Copy the items from the first line through the line containing "are smaller (238)", with every instance of "Bar" swapped for "Column" and all else unchanged.

- RECORD EXCERPTS -
□ □ □ □

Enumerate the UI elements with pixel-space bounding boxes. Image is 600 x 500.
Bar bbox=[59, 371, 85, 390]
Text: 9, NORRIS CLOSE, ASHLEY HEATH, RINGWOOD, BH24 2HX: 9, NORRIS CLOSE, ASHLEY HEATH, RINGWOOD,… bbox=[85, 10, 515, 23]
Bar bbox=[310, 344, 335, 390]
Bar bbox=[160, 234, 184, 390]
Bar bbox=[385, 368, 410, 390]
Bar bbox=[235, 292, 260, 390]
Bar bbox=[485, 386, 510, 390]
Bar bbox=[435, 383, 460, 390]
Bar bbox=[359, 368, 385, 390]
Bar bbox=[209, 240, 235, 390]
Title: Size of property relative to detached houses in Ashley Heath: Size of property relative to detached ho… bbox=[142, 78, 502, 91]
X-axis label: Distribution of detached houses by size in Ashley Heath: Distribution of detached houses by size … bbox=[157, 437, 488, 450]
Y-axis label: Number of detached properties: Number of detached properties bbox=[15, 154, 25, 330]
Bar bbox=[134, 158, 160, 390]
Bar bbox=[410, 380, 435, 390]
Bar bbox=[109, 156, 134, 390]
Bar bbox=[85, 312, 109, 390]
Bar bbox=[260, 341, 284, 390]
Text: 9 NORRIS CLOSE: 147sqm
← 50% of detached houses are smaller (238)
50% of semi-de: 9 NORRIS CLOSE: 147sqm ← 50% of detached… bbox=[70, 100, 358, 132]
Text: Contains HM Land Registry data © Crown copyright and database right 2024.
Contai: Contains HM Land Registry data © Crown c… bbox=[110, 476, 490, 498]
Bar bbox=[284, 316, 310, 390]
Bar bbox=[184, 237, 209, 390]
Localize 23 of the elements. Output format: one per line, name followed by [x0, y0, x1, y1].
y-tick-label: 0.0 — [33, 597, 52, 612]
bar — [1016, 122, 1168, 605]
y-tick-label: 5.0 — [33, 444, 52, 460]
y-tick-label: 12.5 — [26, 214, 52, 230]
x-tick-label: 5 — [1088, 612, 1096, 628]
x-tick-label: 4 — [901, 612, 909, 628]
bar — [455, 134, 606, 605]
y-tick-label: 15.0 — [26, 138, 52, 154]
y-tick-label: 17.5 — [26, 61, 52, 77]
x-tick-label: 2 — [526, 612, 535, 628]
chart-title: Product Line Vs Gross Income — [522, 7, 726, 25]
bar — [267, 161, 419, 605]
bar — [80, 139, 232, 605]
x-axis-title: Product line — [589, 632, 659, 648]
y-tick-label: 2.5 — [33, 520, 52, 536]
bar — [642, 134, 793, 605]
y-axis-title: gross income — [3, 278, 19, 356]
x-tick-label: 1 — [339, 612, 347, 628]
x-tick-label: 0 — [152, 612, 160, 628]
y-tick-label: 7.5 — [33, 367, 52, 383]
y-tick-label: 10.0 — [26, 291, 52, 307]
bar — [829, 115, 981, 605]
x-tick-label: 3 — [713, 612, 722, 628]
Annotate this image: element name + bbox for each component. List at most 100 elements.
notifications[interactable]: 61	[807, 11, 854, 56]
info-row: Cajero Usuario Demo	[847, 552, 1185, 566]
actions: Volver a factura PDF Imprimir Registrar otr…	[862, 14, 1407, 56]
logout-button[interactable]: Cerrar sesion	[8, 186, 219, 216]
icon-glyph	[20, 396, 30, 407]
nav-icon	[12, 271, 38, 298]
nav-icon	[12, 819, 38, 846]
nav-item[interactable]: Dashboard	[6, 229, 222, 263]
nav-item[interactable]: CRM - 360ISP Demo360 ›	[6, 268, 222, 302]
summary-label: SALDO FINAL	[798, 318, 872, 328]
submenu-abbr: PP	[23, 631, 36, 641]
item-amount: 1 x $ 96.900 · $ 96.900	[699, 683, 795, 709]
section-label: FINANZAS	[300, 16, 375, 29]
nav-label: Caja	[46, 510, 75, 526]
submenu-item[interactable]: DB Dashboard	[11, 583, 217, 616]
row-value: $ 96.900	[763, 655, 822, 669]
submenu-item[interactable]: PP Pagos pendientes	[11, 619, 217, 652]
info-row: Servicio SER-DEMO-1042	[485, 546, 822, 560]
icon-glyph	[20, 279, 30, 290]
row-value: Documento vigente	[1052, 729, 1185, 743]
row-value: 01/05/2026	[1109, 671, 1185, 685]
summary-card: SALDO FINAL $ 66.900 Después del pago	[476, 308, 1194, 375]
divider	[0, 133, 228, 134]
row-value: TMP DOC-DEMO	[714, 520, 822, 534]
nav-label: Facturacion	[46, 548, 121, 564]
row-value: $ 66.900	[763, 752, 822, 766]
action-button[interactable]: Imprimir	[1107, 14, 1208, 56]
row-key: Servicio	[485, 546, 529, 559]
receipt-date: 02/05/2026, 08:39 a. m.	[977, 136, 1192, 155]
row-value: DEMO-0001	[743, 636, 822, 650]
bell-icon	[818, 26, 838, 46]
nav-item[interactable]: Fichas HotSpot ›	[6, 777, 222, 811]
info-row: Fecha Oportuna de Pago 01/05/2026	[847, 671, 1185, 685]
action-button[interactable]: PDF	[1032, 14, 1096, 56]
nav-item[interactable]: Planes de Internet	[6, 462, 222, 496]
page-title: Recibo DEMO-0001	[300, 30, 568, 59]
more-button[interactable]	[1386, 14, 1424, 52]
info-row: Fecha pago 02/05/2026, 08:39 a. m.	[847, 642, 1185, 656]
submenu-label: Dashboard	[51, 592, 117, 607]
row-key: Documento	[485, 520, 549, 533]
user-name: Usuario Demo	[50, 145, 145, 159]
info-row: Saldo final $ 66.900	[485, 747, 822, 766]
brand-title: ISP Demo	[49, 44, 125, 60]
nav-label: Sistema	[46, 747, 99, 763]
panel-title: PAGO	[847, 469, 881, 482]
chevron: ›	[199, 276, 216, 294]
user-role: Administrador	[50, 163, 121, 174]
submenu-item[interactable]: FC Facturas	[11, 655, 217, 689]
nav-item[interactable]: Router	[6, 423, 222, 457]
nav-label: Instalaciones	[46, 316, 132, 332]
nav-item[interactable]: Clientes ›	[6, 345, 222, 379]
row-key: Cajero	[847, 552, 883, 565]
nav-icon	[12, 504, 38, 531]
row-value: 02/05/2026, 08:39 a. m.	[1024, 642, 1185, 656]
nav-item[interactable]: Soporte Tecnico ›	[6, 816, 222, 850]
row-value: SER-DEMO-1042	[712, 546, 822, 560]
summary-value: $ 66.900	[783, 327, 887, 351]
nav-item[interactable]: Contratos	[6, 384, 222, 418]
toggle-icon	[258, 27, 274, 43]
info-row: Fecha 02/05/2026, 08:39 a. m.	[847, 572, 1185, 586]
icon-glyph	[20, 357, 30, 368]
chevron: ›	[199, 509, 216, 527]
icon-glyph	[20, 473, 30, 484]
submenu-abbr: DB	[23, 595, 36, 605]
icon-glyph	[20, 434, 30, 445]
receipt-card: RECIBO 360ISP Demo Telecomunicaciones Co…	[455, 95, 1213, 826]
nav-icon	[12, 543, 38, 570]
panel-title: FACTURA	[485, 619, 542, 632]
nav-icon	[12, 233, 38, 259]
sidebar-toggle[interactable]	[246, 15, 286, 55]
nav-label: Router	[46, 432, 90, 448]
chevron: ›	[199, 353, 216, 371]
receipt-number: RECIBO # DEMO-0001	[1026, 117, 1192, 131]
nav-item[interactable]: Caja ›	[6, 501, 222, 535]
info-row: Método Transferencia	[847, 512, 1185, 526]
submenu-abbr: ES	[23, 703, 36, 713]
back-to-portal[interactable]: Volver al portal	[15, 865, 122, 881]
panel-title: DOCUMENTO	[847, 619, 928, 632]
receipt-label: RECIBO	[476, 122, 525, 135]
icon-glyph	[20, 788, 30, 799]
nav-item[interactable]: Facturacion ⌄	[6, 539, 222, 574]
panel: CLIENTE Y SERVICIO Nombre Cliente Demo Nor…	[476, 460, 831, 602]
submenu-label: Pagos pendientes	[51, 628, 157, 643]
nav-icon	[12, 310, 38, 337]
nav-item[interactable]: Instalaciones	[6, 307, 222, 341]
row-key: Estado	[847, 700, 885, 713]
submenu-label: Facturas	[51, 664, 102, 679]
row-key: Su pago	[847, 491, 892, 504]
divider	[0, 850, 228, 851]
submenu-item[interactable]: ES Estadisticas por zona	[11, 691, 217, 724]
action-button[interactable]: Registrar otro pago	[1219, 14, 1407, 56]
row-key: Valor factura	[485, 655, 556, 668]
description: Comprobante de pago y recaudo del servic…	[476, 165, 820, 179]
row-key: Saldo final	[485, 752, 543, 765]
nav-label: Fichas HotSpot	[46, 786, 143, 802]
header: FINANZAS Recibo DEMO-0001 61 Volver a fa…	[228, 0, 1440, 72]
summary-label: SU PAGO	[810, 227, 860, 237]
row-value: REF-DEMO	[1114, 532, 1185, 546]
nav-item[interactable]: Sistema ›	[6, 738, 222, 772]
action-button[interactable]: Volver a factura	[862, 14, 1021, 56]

□ □ □ □

- SOLUTION TO THIS EXERCISE -
Enumerate the UI elements with pixel-space bounding boxes. Image is 600 x 500.
Column bbox=[59, 371, 85, 390]
Text: 9, NORRIS CLOSE, ASHLEY HEATH, RINGWOOD, BH24 2HX: 9, NORRIS CLOSE, ASHLEY HEATH, RINGWOOD,… bbox=[85, 10, 515, 23]
Column bbox=[310, 344, 335, 390]
Column bbox=[160, 234, 184, 390]
Column bbox=[385, 368, 410, 390]
Column bbox=[235, 292, 260, 390]
Column bbox=[485, 386, 510, 390]
Column bbox=[435, 383, 460, 390]
Column bbox=[359, 368, 385, 390]
Column bbox=[209, 240, 235, 390]
Title: Size of property relative to detached houses in Ashley Heath: Size of property relative to detached ho… bbox=[142, 78, 502, 91]
X-axis label: Distribution of detached houses by size in Ashley Heath: Distribution of detached houses by size … bbox=[157, 437, 488, 450]
Y-axis label: Number of detached properties: Number of detached properties bbox=[15, 154, 25, 330]
Column bbox=[134, 158, 160, 390]
Column bbox=[410, 380, 435, 390]
Column bbox=[109, 156, 134, 390]
Column bbox=[85, 312, 109, 390]
Column bbox=[260, 341, 284, 390]
Text: 9 NORRIS CLOSE: 147sqm
← 50% of detached houses are smaller (238)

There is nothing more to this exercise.